== Problem description ==
Every entry must be copied word for word.

Stored data:
* BEGIN *

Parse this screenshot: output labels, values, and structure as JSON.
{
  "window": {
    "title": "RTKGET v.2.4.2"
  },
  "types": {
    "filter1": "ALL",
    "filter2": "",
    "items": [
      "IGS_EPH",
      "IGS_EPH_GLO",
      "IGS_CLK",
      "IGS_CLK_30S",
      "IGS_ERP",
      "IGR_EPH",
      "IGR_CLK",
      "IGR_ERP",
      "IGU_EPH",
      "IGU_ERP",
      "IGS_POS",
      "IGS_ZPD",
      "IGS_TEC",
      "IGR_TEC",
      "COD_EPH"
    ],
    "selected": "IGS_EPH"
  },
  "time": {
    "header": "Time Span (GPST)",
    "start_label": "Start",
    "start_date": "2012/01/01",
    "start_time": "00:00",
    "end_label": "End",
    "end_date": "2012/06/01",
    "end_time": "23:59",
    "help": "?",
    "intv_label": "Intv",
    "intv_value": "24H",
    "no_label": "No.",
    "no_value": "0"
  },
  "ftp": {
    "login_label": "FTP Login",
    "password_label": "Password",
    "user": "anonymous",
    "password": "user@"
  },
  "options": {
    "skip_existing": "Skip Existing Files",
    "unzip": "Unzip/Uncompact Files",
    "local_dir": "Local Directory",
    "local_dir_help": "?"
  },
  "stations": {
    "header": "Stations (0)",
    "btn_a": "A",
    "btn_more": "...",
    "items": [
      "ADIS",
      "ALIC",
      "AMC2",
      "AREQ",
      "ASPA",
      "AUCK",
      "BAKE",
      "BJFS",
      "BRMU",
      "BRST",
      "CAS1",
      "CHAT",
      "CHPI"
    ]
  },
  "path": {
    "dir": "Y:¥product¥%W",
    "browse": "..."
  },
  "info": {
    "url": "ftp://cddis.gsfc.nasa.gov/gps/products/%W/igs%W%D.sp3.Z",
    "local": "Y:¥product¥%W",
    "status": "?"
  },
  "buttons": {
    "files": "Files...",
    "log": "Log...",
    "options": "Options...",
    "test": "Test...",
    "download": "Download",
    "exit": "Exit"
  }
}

* END *

== Output for this exercise ==
Parse this screenshot: output labels, values, and structure as JSON.
{
  "window": {
    "title": "RTKGET v.2.4.2"
  },
  "types": {
    "filter1": "ALL",
    "filter2": "",
    "items": [
      "IGS_EPH",
      "IGS_EPH_GLO",
      "IGS_CLK",
      "IGS_CLK_30S",
      "IGS_ERP",
      "IGR_EPH",
      "IGR_CLK",
      "IGR_ERP",
      "IGU_EPH",
      "IGU_ERP",
      "IGS_POS",
      "IGS_ZPD",
      "IGS_TEC",
      "IGR_TEC",
      "COD_EPH"
    ],
    "selected": "IGS_EPH"
  },
  "time": {
    "header": "Time Span (GPST)",
    "start_label": "Start",
    "start_date": "2012/01/01",
    "start_time": "00:00",
    "end_label": "End",
    "end_date": "2012/06/01",
    "end_time": "23:59",
    "help": "?",
    "intv_label": "Intv",
    "intv_value": "24H",
    "no_label": "No.",
    "no_value": "0"
  },
  "ftp": {
    "login_label": "FTP Login",
    "password_label": "Password",
    "user": "anonymous",
    "password": "user@"
  },
  "options": {
    "skip_existing": "Skip Existing Files",
    "unzip": "Unzip/Uncompact Files",
    "local_dir": "Local Directory",
    "local_dir_help": "?"
  },
  "stations": {
    "header": "Stations (0)",
    "btn_a": "A",
    "btn_more": "...",
    "items": [
      "ADIS",
      "ALIC",
      "AMC2",
      "AREQ",
      "ASPA",
      "AUCK",
      "BAKE",
      "BJFS",
      "BRMU",
      "BRST",
      "CAS1",
      "CHAT",
      "CHPI"
    ]
  },
  "path": {
    "dir": "Y:¥product¥%W",
    "browse": "..."
  },
  "info": {
    "url": "ftp://cddis.gsfc.nasa.gov/gps/products/%W/igs%W%D.sp3.Z",
    "local": "Y:¥product¥%W",
    "status": "?"
  },
  "buttons": {
    "files": "Files...",
    "log": "Log...",
    "options": "Options...",
    "test": "Test...",
    "download": "Download",
    "exit": "Exit"
  }
}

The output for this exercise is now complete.